# Records for this task:
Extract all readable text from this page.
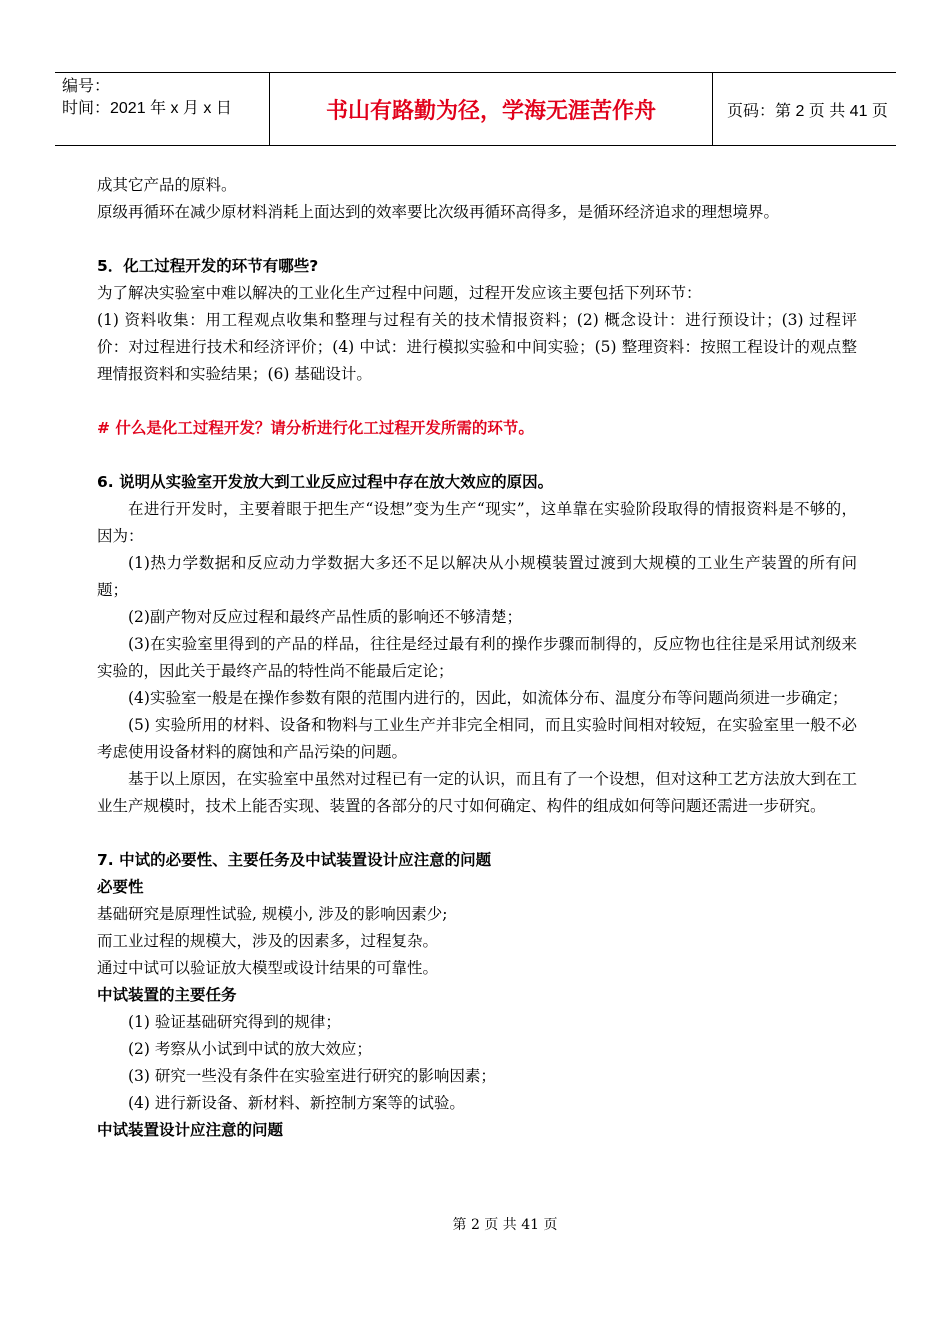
编号：
时间：2021 年 x 月 x 日	书山有路勤为径，学海无涯苦作舟	页码：第 2 页 共 41 页

成其它产品的原料。

原级再循环在减少原材料消耗上面达到的效率要比次级再循环高得多，是循环经济追求的理想境界。

5．化工过程开发的环节有哪些?

为了解决实验室中难以解决的工业化生产过程中问题，过程开发应该主要包括下列环节：

(1) 资料收集：用工程观点收集和整理与过程有关的技术情报资料；(2) 概念设计：进行预设计；(3) 过程评价：对过程进行技术和经济评价；(4) 中试：进行模拟实验和中间实验；(5) 整理资料：按照工程设计的观点整理情报资料和实验结果；(6) 基础设计。

# 什么是化工过程开发？请分析进行化工过程开发所需的环节。

6. 说明从实验室开发放大到工业反应过程中存在放大效应的原因。

在进行开发时，主要着眼于把生产“设想”变为生产“现实”，这单靠在实验阶段取得的情报资料是不够的，因为：

(1)热力学数据和反应动力学数据大多还不足以解决从小规模装置过渡到大规模的工业生产装置的所有问题；

(2)副产物对反应过程和最终产品性质的影响还不够清楚；

(3)在实验室里得到的产品的样品，往往是经过最有利的操作步骤而制得的，反应物也往往是采用试剂级来实验的，因此关于最终产品的特性尚不能最后定论；

(4)实验室一般是在操作参数有限的范围内进行的，因此，如流体分布、温度分布等问题尚须进一步确定；

(5) 实验所用的材料、设备和物料与工业生产并非完全相同，而且实验时间相对较短，在实验室里一般不必考虑使用设备材料的腐蚀和产品污染的问题。

基于以上原因，在实验室中虽然对过程已有一定的认识，而且有了一个设想，但对这种工艺方法放大到在工业生产规模时，技术上能否实现、装置的各部分的尺寸如何确定、构件的组成如何等问题还需进一步研究。

7. 中试的必要性、主要任务及中试装置设计应注意的问题

必要性

基础研究是原理性试验, 规模小, 涉及的影响因素少;

而工业过程的规模大，涉及的因素多，过程复杂。

通过中试可以验证放大模型或设计结果的可靠性。

中试装置的主要任务

(1) 验证基础研究得到的规律；

(2) 考察从小试到中试的放大效应；

(3) 研究一些没有条件在实验室进行研究的影响因素；

(4) 进行新设备、新材料、新控制方案等的试验。

中试装置设计应注意的问题

第 2 页 共 41 页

# Set task:
Set down the material exactly, every line of it, except for the pictures.

# Response below:
Extract all readable text from this page.
编号：
时间：2021 年 x 月 x 日	书山有路勤为径，学海无涯苦作舟	页码：第 2 页 共 41 页

成其它产品的原料。

原级再循环在减少原材料消耗上面达到的效率要比次级再循环高得多，是循环经济追求的理想境界。

5．化工过程开发的环节有哪些?

为了解决实验室中难以解决的工业化生产过程中问题，过程开发应该主要包括下列环节：

(1) 资料收集：用工程观点收集和整理与过程有关的技术情报资料；(2) 概念设计：进行预设计；(3) 过程评价：对过程进行技术和经济评价；(4) 中试：进行模拟实验和中间实验；(5) 整理资料：按照工程设计的观点整理情报资料和实验结果；(6) 基础设计。

# 什么是化工过程开发？请分析进行化工过程开发所需的环节。

6. 说明从实验室开发放大到工业反应过程中存在放大效应的原因。

在进行开发时，主要着眼于把生产“设想”变为生产“现实”，这单靠在实验阶段取得的情报资料是不够的，因为：

(1)热力学数据和反应动力学数据大多还不足以解决从小规模装置过渡到大规模的工业生产装置的所有问题；

(2)副产物对反应过程和最终产品性质的影响还不够清楚；

(3)在实验室里得到的产品的样品，往往是经过最有利的操作步骤而制得的，反应物也往往是采用试剂级来实验的，因此关于最终产品的特性尚不能最后定论；

(4)实验室一般是在操作参数有限的范围内进行的，因此，如流体分布、温度分布等问题尚须进一步确定；

(5) 实验所用的材料、设备和物料与工业生产并非完全相同，而且实验时间相对较短，在实验室里一般不必考虑使用设备材料的腐蚀和产品污染的问题。

基于以上原因，在实验室中虽然对过程已有一定的认识，而且有了一个设想，但对这种工艺方法放大到在工业生产规模时，技术上能否实现、装置的各部分的尺寸如何确定、构件的组成如何等问题还需进一步研究。

7. 中试的必要性、主要任务及中试装置设计应注意的问题

必要性

基础研究是原理性试验, 规模小, 涉及的影响因素少;

而工业过程的规模大，涉及的因素多，过程复杂。

通过中试可以验证放大模型或设计结果的可靠性。

中试装置的主要任务

(1) 验证基础研究得到的规律；

(2) 考察从小试到中试的放大效应；

(3) 研究一些没有条件在实验室进行研究的影响因素；

(4) 进行新设备、新材料、新控制方案等的试验。

中试装置设计应注意的问题

第 2 页 共 41 页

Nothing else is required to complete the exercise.